GOAL =
Every entry must be given again exactly.

EXTRACTED INFORMATION =
** begin **

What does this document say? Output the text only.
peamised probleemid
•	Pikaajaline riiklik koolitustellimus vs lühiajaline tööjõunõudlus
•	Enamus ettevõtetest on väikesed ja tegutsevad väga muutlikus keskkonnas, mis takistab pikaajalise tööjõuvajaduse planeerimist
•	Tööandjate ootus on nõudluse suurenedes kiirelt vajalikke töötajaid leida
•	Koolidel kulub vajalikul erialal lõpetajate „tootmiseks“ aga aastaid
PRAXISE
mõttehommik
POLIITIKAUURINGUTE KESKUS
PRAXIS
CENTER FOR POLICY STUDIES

** end **

EXPECTED ANSWER =
What does this document say? Output the text only.
peamised probleemid
•	Pikaajaline riiklik koolitustellimus vs lühiajaline tööjõunõudlus
•	Enamus ettevõtetest on väikesed ja tegutsevad väga muutlikus keskkonnas, mis takistab pikaajalise tööjõuvajaduse planeerimist
•	Tööandjate ootus on nõudluse suurenedes kiirelt vajalikke töötajaid leida
•	Koolidel kulub vajalikul erialal lõpetajate „tootmiseks“ aga aastaid
PRAXISE
mõttehommik
POLIITIKAUURINGUTE KESKUS
PRAXIS
CENTER FOR POLICY STUDIES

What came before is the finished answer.